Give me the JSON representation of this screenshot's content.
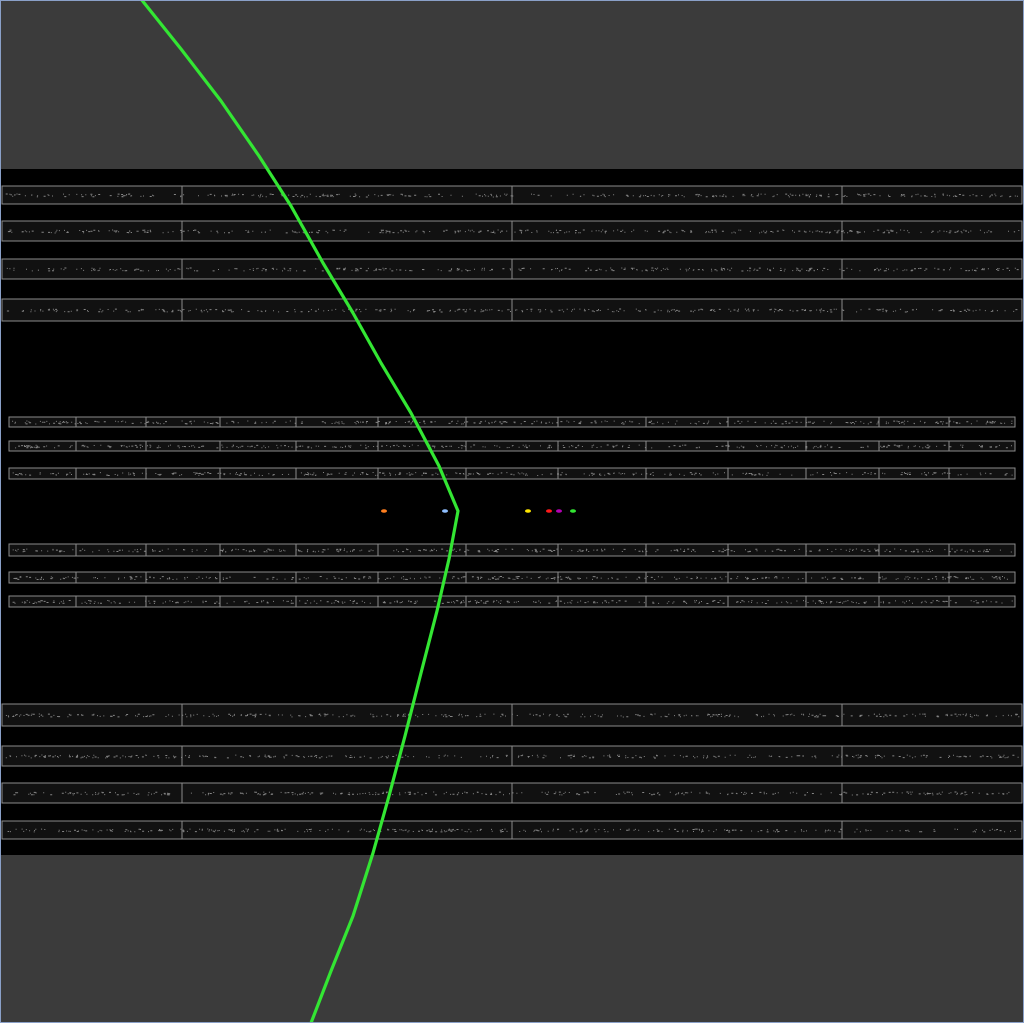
{
  "scene": {
    "background_color": "#3b3b3b",
    "band_color": "#000000",
    "row_border_color": "#8a8a8a",
    "row_fill_color": "#111111",
    "speckle_color": "#9a9a9a",
    "frame_border_color": "#8aa0c8",
    "trajectory_color": "#33e633",
    "marker_colors": [
      "#ff7f1f",
      "#8fbfff",
      "#ffe600",
      "#ff1a1a",
      "#b400b4",
      "#33e633"
    ]
  }
}
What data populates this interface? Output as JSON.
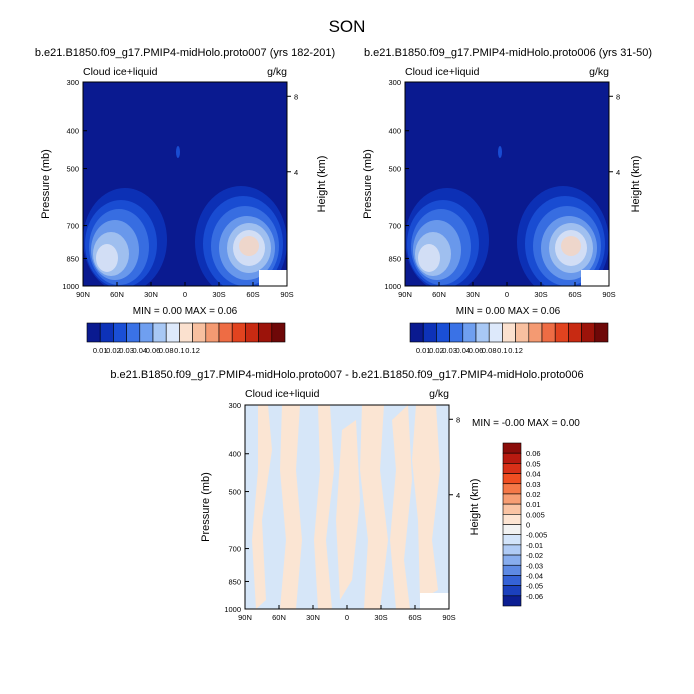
{
  "figure": {
    "title": "SON"
  },
  "chart_data": [
    {
      "type": "heatmap",
      "title": "b.e21.B1850.f09_g17.PMIP4-midHolo.proto007 (yrs 182-201)",
      "subtitle_left": "Cloud ice+liquid",
      "subtitle_right": "g/kg",
      "ylabel": "Pressure (mb)",
      "ylabel_right": "Height (km)",
      "x_ticks": [
        "90N",
        "60N",
        "30N",
        "0",
        "30S",
        "60S",
        "90S"
      ],
      "y_ticks": [
        "300",
        "400",
        "500",
        "700",
        "850",
        "1000"
      ],
      "y_ticks_right": [
        "8",
        "4"
      ],
      "ylim": [
        1000,
        300
      ],
      "stats_text": "MIN =  0.00   MAX =  0.06",
      "min": 0.0,
      "max": 0.06
    },
    {
      "type": "heatmap",
      "title": "b.e21.B1850.f09_g17.PMIP4-midHolo.proto006 (yrs 31-50)",
      "subtitle_left": "Cloud ice+liquid",
      "subtitle_right": "g/kg",
      "ylabel": "Pressure (mb)",
      "ylabel_right": "Height (km)",
      "x_ticks": [
        "90N",
        "60N",
        "30N",
        "0",
        "30S",
        "60S",
        "90S"
      ],
      "y_ticks": [
        "300",
        "400",
        "500",
        "700",
        "850",
        "1000"
      ],
      "y_ticks_right": [
        "8",
        "4"
      ],
      "ylim": [
        1000,
        300
      ],
      "stats_text": "MIN =  0.00   MAX =  0.06",
      "min": 0.0,
      "max": 0.06
    },
    {
      "type": "heatmap",
      "title": "b.e21.B1850.f09_g17.PMIP4-midHolo.proto007 - b.e21.B1850.f09_g17.PMIP4-midHolo.proto006",
      "subtitle_left": "Cloud ice+liquid",
      "subtitle_right": "g/kg",
      "ylabel": "Pressure (mb)",
      "ylabel_right": "Height (km)",
      "x_ticks": [
        "90N",
        "60N",
        "30N",
        "0",
        "30S",
        "60S",
        "90S"
      ],
      "y_ticks": [
        "300",
        "400",
        "500",
        "700",
        "850",
        "1000"
      ],
      "y_ticks_right": [
        "8",
        "4"
      ],
      "ylim": [
        1000,
        300
      ],
      "stats_text": "MIN = -0.00   MAX =  0.00",
      "min": -0.0,
      "max": 0.0
    }
  ],
  "colorbars": {
    "top": {
      "labels": [
        "0.01",
        "0.02",
        "0.03",
        "0.04",
        "0.06",
        "0.08",
        "0.1",
        "0.12"
      ],
      "colors": [
        "#0a1a90",
        "#0d32b8",
        "#1a4fd6",
        "#3a72e6",
        "#6f9ff0",
        "#a8c8f5",
        "#dde9fb",
        "#fbe1cf",
        "#f8c0a0",
        "#f49a72",
        "#ee6c44",
        "#e1431f",
        "#c82a12",
        "#9c130a",
        "#6e0808"
      ]
    },
    "diff": {
      "labels": [
        "0.06",
        "0.05",
        "0.04",
        "0.03",
        "0.02",
        "0.01",
        "0.005",
        "0",
        "-0.005",
        "-0.01",
        "-0.02",
        "-0.03",
        "-0.04",
        "-0.05",
        "-0.06"
      ],
      "colors": [
        "#8b0d0a",
        "#b81a10",
        "#d83018",
        "#f04e22",
        "#f57848",
        "#f79e74",
        "#fac4a4",
        "#fde4d2",
        "#f2f2f2",
        "#d3e4fa",
        "#b0cbf5",
        "#88adee",
        "#5e8ae4",
        "#3562d6",
        "#1b40bd",
        "#0c1e92"
      ]
    }
  }
}
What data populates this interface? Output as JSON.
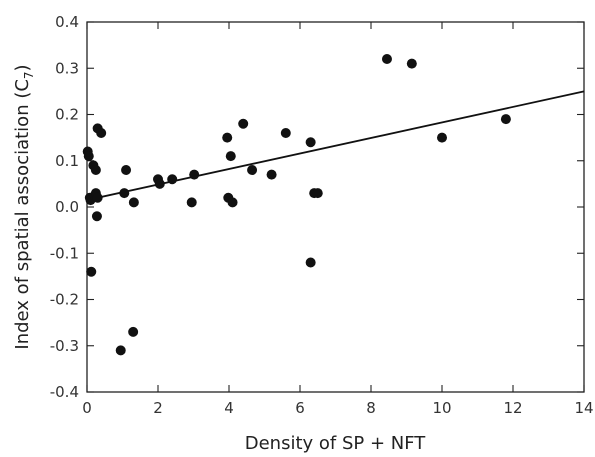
{
  "chart_data": {
    "type": "scatter",
    "title": "",
    "xlabel": "Density of SP + NFT",
    "ylabel_main": "Index of spatial association (C",
    "ylabel_sub": "7",
    "ylabel_end": ")",
    "xlim": [
      0,
      14
    ],
    "ylim": [
      -0.4,
      0.4
    ],
    "xticks": [
      0,
      2,
      4,
      6,
      8,
      10,
      12,
      14
    ],
    "xtick_labels": [
      "0",
      "2",
      "4",
      "6",
      "8",
      "10",
      "12",
      "14"
    ],
    "yticks": [
      0.4,
      0.3,
      0.2,
      0.1,
      0.0,
      -0.1,
      -0.2,
      -0.3,
      -0.4
    ],
    "ytick_labels": [
      "0.4",
      "0.3",
      "0.2",
      "0.1",
      "0.0",
      "-0.1",
      "-0.2",
      "-0.3",
      "-0.4"
    ],
    "grid": false,
    "points": [
      {
        "x": 0.02,
        "y": 0.12
      },
      {
        "x": 0.05,
        "y": 0.11
      },
      {
        "x": 0.08,
        "y": 0.02
      },
      {
        "x": 0.1,
        "y": 0.015
      },
      {
        "x": 0.12,
        "y": -0.14
      },
      {
        "x": 0.18,
        "y": 0.09
      },
      {
        "x": 0.22,
        "y": 0.025
      },
      {
        "x": 0.25,
        "y": 0.08
      },
      {
        "x": 0.25,
        "y": 0.03
      },
      {
        "x": 0.28,
        "y": -0.02
      },
      {
        "x": 0.3,
        "y": 0.02
      },
      {
        "x": 0.3,
        "y": 0.17
      },
      {
        "x": 0.4,
        "y": 0.16
      },
      {
        "x": 0.95,
        "y": -0.31
      },
      {
        "x": 1.05,
        "y": 0.03
      },
      {
        "x": 1.1,
        "y": 0.08
      },
      {
        "x": 1.3,
        "y": -0.27
      },
      {
        "x": 1.32,
        "y": 0.01
      },
      {
        "x": 2.0,
        "y": 0.06
      },
      {
        "x": 2.05,
        "y": 0.05
      },
      {
        "x": 2.4,
        "y": 0.06
      },
      {
        "x": 2.95,
        "y": 0.01
      },
      {
        "x": 3.02,
        "y": 0.07
      },
      {
        "x": 3.95,
        "y": 0.15
      },
      {
        "x": 3.98,
        "y": 0.02
      },
      {
        "x": 4.05,
        "y": 0.11
      },
      {
        "x": 4.1,
        "y": 0.01
      },
      {
        "x": 4.4,
        "y": 0.18
      },
      {
        "x": 4.65,
        "y": 0.08
      },
      {
        "x": 5.2,
        "y": 0.07
      },
      {
        "x": 5.6,
        "y": 0.16
      },
      {
        "x": 6.3,
        "y": 0.14
      },
      {
        "x": 6.3,
        "y": -0.12
      },
      {
        "x": 6.4,
        "y": 0.03
      },
      {
        "x": 6.5,
        "y": 0.03
      },
      {
        "x": 8.45,
        "y": 0.32
      },
      {
        "x": 9.15,
        "y": 0.31
      },
      {
        "x": 10.0,
        "y": 0.15
      },
      {
        "x": 11.8,
        "y": 0.19
      }
    ],
    "trend_line": {
      "x": [
        0,
        14
      ],
      "y": [
        0.015,
        0.25
      ]
    }
  }
}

Task to complete :: List every line above containing the word "midHolo".

Answer to the exercise ::
      "title": "b.e21.B1850.f09_g17.PMIP4-midHolo.proto007 (yrs 182-201)",
      "title": "b.e21.B1850.f09_g17.PMIP4-midHolo.proto006 (yrs 31-50)",
      "title": "b.e21.B1850.f09_g17.PMIP4-midHolo.proto007 - b.e21.B1850.f09_g17.PMIP4-midHolo.proto006",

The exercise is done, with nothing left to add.